-- start of Exercise material --
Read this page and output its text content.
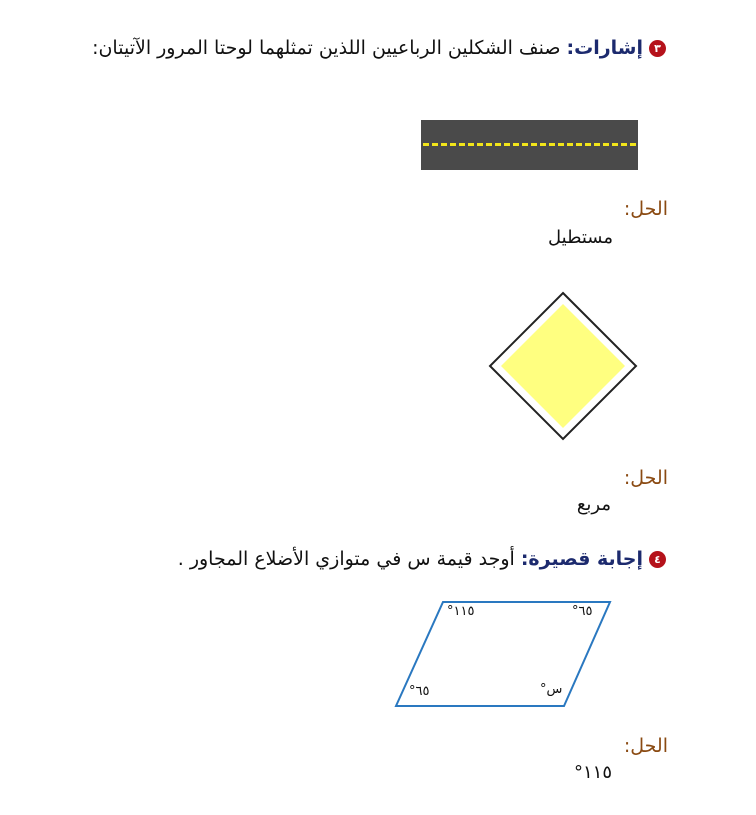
٣إشارات: صنف الشكلين الرباعيين اللذين تمثلهما لوحتا المرور الآتيتان:
الحل:
مستطيل
الحل:
مربع
٤إجابة قصيرة: أوجد قيمة س في متوازي الأضلاع المجاور .
١١٥°	٦٥°
٦٥°	س°
الحل:
١١٥°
-- end of Exercise material --
**Exercise:**
Return all of the entries word for word, but omit the pictures.

**The response:**
Read this page and output its text content.
٣إشارات: صنف الشكلين الرباعيين اللذين تمثلهما لوحتا المرور الآتيتان:
الحل:
مستطيل
الحل:
مربع
٤إجابة قصيرة: أوجد قيمة س في متوازي الأضلاع المجاور .
١١٥°	٦٥°
٦٥°	س°
الحل:
١١٥°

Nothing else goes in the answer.